:: Data for this task
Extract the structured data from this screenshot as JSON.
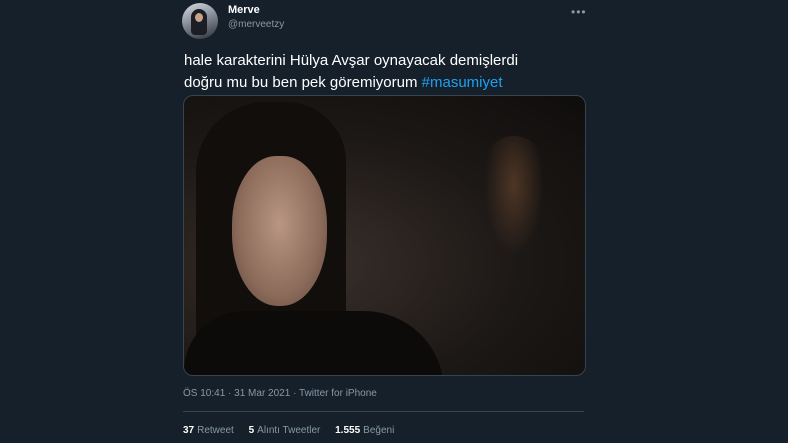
{
  "author": {
    "name": "Merve",
    "handle": "@merveetzy",
    "avatar_icon": "profile-photo-avatar"
  },
  "more_icon": "more-options-icon",
  "more_glyph": "•••",
  "tweet": {
    "line1": "hale karakterini Hülya Avşar oynayacak demişlerdi",
    "line2": "doğru mu bu ben pek göremiyorum ",
    "hashtag": "#masumiyet"
  },
  "media": {
    "type": "video-still"
  },
  "meta": {
    "time": "ÖS 10:41",
    "sep1": " · ",
    "date": "31 Mar 2021",
    "sep2": " · ",
    "source": "Twitter for iPhone"
  },
  "stats": {
    "retweets_count": "37",
    "retweets_label": "Retweet",
    "quotes_count": "5",
    "quotes_label": "Alıntı Tweetler",
    "likes_count": "1.555",
    "likes_label": "Beğeni"
  },
  "colors": {
    "background": "#15202b",
    "accent": "#1da1f2",
    "secondary_text": "#8899a6",
    "divider": "#38444d"
  }
}
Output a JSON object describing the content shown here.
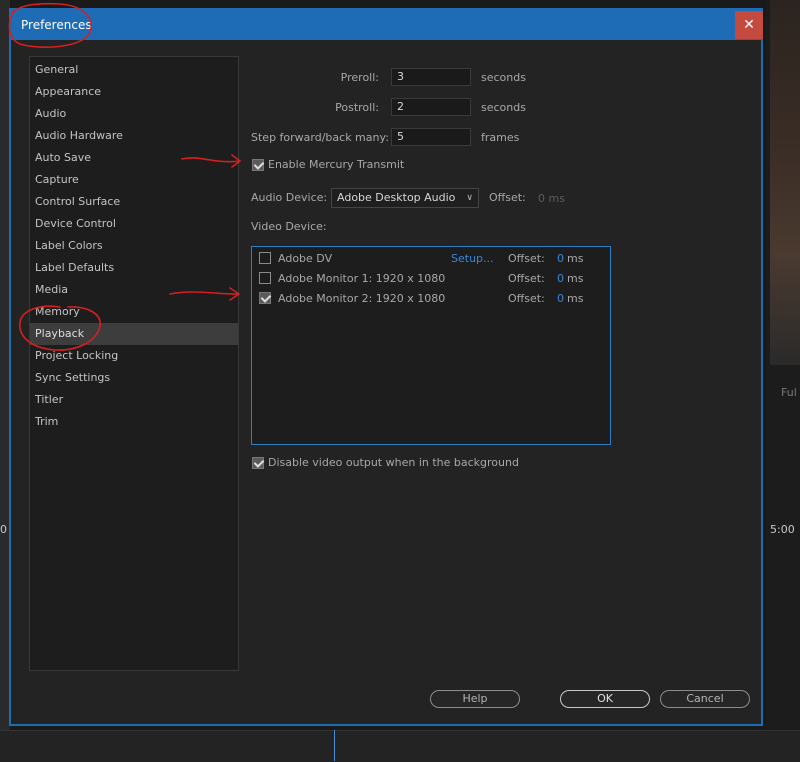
{
  "dialog": {
    "title": "Preferences",
    "close_glyph": "✕"
  },
  "sidebar": {
    "items": [
      {
        "label": "General"
      },
      {
        "label": "Appearance"
      },
      {
        "label": "Audio"
      },
      {
        "label": "Audio Hardware"
      },
      {
        "label": "Auto Save"
      },
      {
        "label": "Capture"
      },
      {
        "label": "Control Surface"
      },
      {
        "label": "Device Control"
      },
      {
        "label": "Label Colors"
      },
      {
        "label": "Label Defaults"
      },
      {
        "label": "Media"
      },
      {
        "label": "Memory"
      },
      {
        "label": "Playback",
        "selected": true
      },
      {
        "label": "Project Locking"
      },
      {
        "label": "Sync Settings"
      },
      {
        "label": "Titler"
      },
      {
        "label": "Trim"
      }
    ]
  },
  "playback": {
    "preroll": {
      "label": "Preroll:",
      "value": "3",
      "unit": "seconds"
    },
    "postroll": {
      "label": "Postroll:",
      "value": "2",
      "unit": "seconds"
    },
    "step": {
      "label": "Step forward/back many:",
      "value": "5",
      "unit": "frames"
    },
    "mercury": {
      "label": "Enable Mercury Transmit",
      "checked": true
    },
    "audio_device": {
      "label": "Audio Device:",
      "value": "Adobe Desktop Audio",
      "offset_label": "Offset:",
      "offset_value": "0 ms"
    },
    "video_device_label": "Video Device:",
    "video_devices": [
      {
        "name": "Adobe DV",
        "checked": false,
        "setup": "Setup...",
        "offset_label": "Offset:",
        "offset_value": "0",
        "offset_unit": "ms"
      },
      {
        "name": "Adobe Monitor 1: 1920 x 1080",
        "checked": false,
        "offset_label": "Offset:",
        "offset_value": "0",
        "offset_unit": "ms"
      },
      {
        "name": "Adobe Monitor 2: 1920 x 1080",
        "checked": true,
        "offset_label": "Offset:",
        "offset_value": "0",
        "offset_unit": "ms"
      }
    ],
    "disable_bg": {
      "label": "Disable video output when in the background",
      "checked": true
    }
  },
  "buttons": {
    "help": "Help",
    "ok": "OK",
    "cancel": "Cancel"
  },
  "background": {
    "full_label": "Ful",
    "timecode_right": "5:00",
    "timecode_left": "0"
  },
  "colors": {
    "accent": "#1e6cb5",
    "annotation": "#d42020",
    "link": "#3d86d8"
  }
}
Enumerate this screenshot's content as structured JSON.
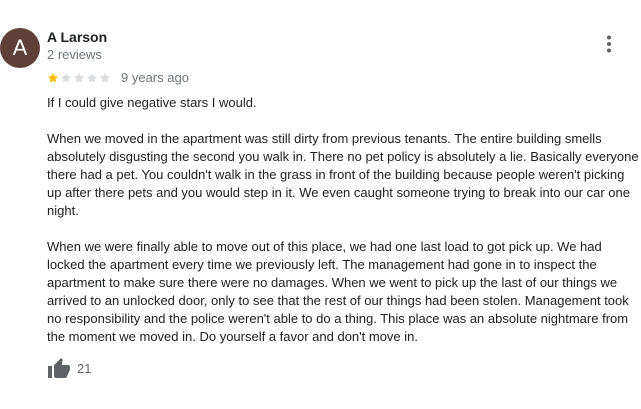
{
  "reviewer": {
    "initial": "A",
    "name": "A Larson",
    "review_count": "2 reviews",
    "avatar_color": "#5d4037"
  },
  "rating": {
    "value": 1,
    "max": 5,
    "filled_color": "#fbbc04",
    "empty_color": "#dadce0"
  },
  "date": "9 years ago",
  "review_paragraphs": [
    "If I could give negative stars I would.",
    "When we moved in the apartment was still dirty from previous tenants. The entire building smells absolutely disgusting the second you walk in. There no pet policy is absolutely a lie. Basically everyone there had a pet. You couldn't walk in the grass in front of the building because people weren't picking up after there pets and you would step in it. We even caught someone trying to break into our car one night.",
    "When we were finally able to move out of this place, we had one last load to got pick up. We had locked the apartment every time we previously left. The management had gone in to inspect the apartment to make sure there were no damages. When we went to pick up the last of our things we arrived to an unlocked door, only to see that the rest of our things had been stolen. Management took no responsibility and the police weren't able to do a thing. This place was an absolute nightmare from the moment we moved in. Do yourself a favor and don't move in."
  ],
  "likes": {
    "count": "21",
    "icon": "thumbs-up-icon"
  },
  "menu_icon": "more-vert-icon"
}
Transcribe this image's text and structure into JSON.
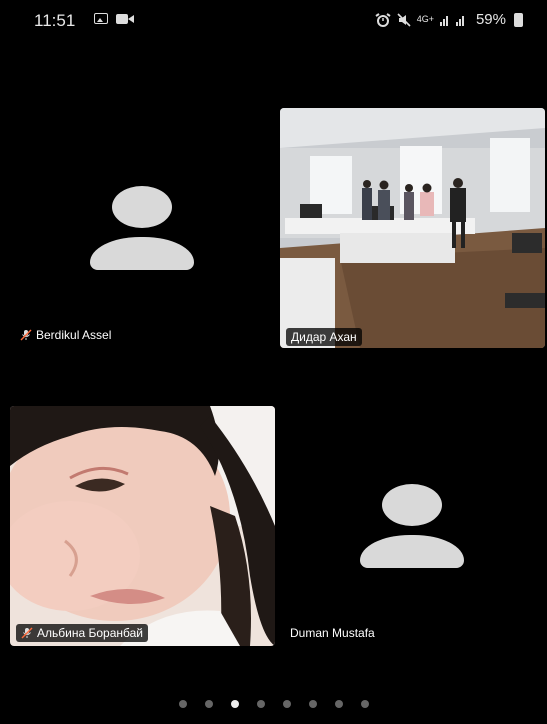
{
  "status_bar": {
    "time": "11:51",
    "network_label": "4G+",
    "battery_percent": "59%",
    "icons": [
      "image-icon",
      "video-camera-icon",
      "alarm-icon",
      "mute-icon",
      "signal-icon",
      "battery-icon"
    ]
  },
  "participants": [
    {
      "name": "Berdikul Assel",
      "muted": true,
      "video": false
    },
    {
      "name": "Дидар Ахан",
      "muted": false,
      "video": true
    },
    {
      "name": "Альбина Боранбай",
      "muted": true,
      "video": true
    },
    {
      "name": "Duman Mustafa",
      "muted": false,
      "video": false
    }
  ],
  "pager": {
    "count": 8,
    "active_index": 2
  },
  "colors": {
    "background": "#000000",
    "avatar": "#d9d9d9",
    "active_dot": "#eeeeee",
    "inactive_dot": "#666666"
  }
}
::::
Write out every line from the entries where "background" appears.

    "background": "#15202b",
      "label": "Disable video output when in the background",
  "background": {
    "background": "#000000",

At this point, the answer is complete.